__WHAT THE TASK ASKS__
Pictures do not belong in the copy; transcribe everything else in the records exactly.

__DATA SUPPLIED__
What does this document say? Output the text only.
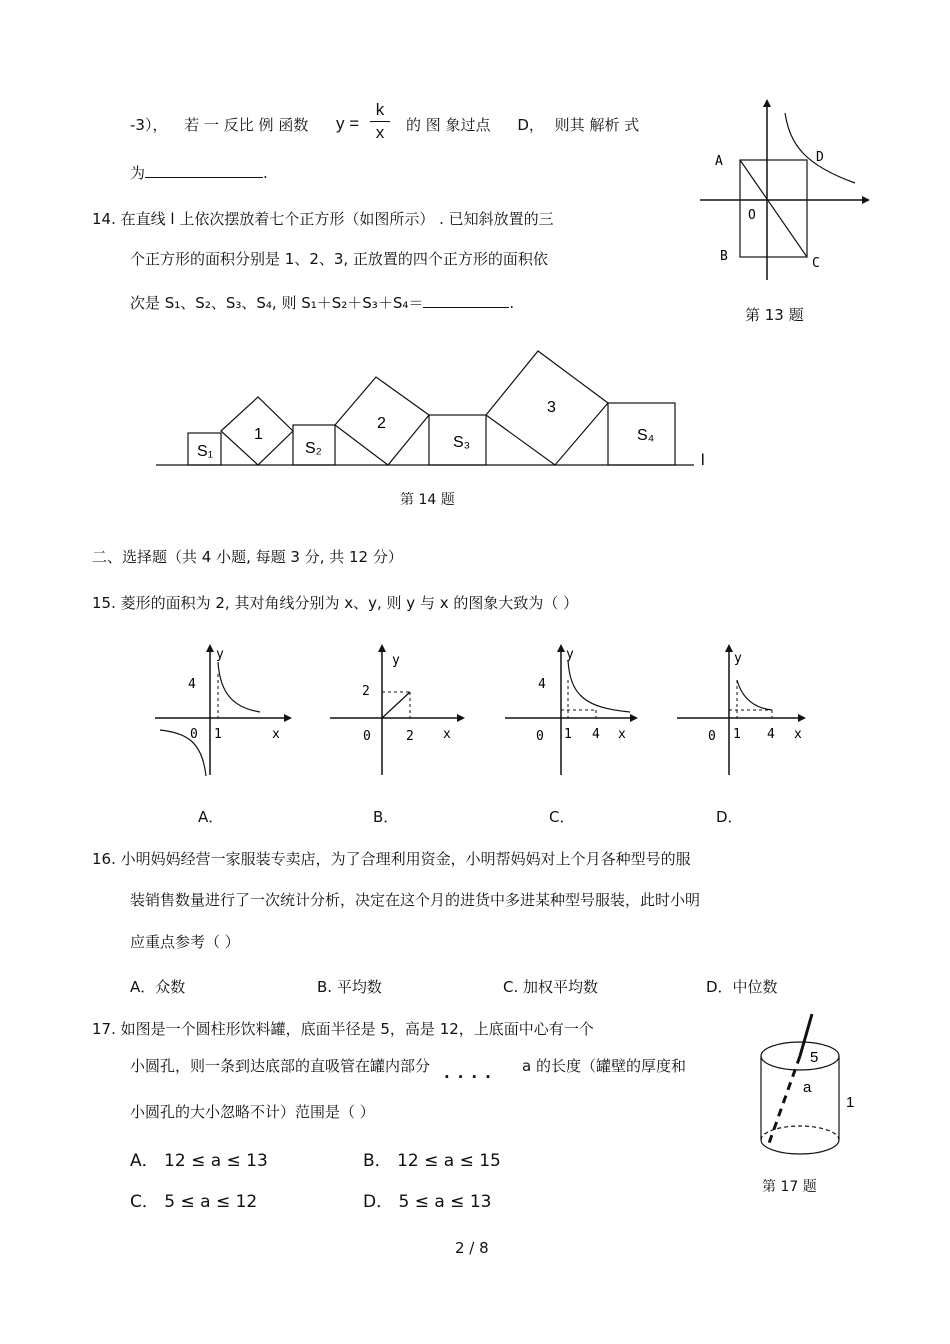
-3）， 若 一 反比 例 函数 y =
k
x	的 图 象过点 D， 则其 解析 式
为	.
A	D
O
B	C
第 13 题
14. 在直线 l 上依次摆放着七个正方形（如图所示） . 已知斜放置的三
个正方形的面积分别是 1、2、3, 正放置的四个正方形的面积依
次是 S₁、S₂、S₃、S₄, 则 S₁＋S₂＋S₃＋S₄＝	.
S₁
1
S₂
2
S₃
3
S₄
l
第 14 题
二、选择题（共 4 小题, 每题 3 分, 共 12 分）
15. 菱形的面积为 2, 其对角线分别为 x、y, 则 y 与 x 的图象大致为（ ）
y
4
0 1	x
y
2
0	2 x
y
4
0 1 4 x
y
0 1 4 x
A．	B．	C．	D．
16. 小明妈妈经营一家服装专卖店，为了合理利用资金，小明帮妈妈对上个月各种型号的服
装销售数量进行了一次统计分析，决定在这个月的进货中多进某种型号服装，此时小明
应重点参考（ ）
A．众数	B. 平均数	C. 加权平均数	D．中位数
17. 如图是一个圆柱形饮料罐，底面半径是 5，高是 12，上底面中心有一个
小圆孔，则一条到达底部的直吸管在罐内部分 .... a 的长度（罐壁的厚度和
小圆孔的大小忽略不计）范围是（ ）
A． 12 ≤ a ≤ 13	B． 12 ≤ a ≤ 15
C． 5 ≤ a ≤ 12	D． 5 ≤ a ≤ 13
5
a
1
第 17 题
2 / 8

__EXPECTED ANSWER__
What does this document say? Output the text only.
-3）， 若 一 反比 例 函数 y =
k
x	的 图 象过点 D， 则其 解析 式
为	.
A	D
O
B	C
第 13 题
14. 在直线 l 上依次摆放着七个正方形（如图所示） . 已知斜放置的三
个正方形的面积分别是 1、2、3, 正放置的四个正方形的面积依
次是 S₁、S₂、S₃、S₄, 则 S₁＋S₂＋S₃＋S₄＝	.
S₁
1
S₂
2
S₃
3
S₄
l
第 14 题
二、选择题（共 4 小题, 每题 3 分, 共 12 分）
15. 菱形的面积为 2, 其对角线分别为 x、y, 则 y 与 x 的图象大致为（ ）
y
4
0 1	x
y
2
0	2 x
y
4
0 1 4 x
y
0 1 4 x
A．	B．	C．	D．
16. 小明妈妈经营一家服装专卖店，为了合理利用资金，小明帮妈妈对上个月各种型号的服
装销售数量进行了一次统计分析，决定在这个月的进货中多进某种型号服装，此时小明
应重点参考（ ）
A．众数	B. 平均数	C. 加权平均数	D．中位数
17. 如图是一个圆柱形饮料罐，底面半径是 5，高是 12，上底面中心有一个
小圆孔，则一条到达底部的直吸管在罐内部分 .... a 的长度（罐壁的厚度和
小圆孔的大小忽略不计）范围是（ ）
A． 12 ≤ a ≤ 13	B． 12 ≤ a ≤ 15
C． 5 ≤ a ≤ 12	D． 5 ≤ a ≤ 13
5
a
1
第 17 题
2 / 8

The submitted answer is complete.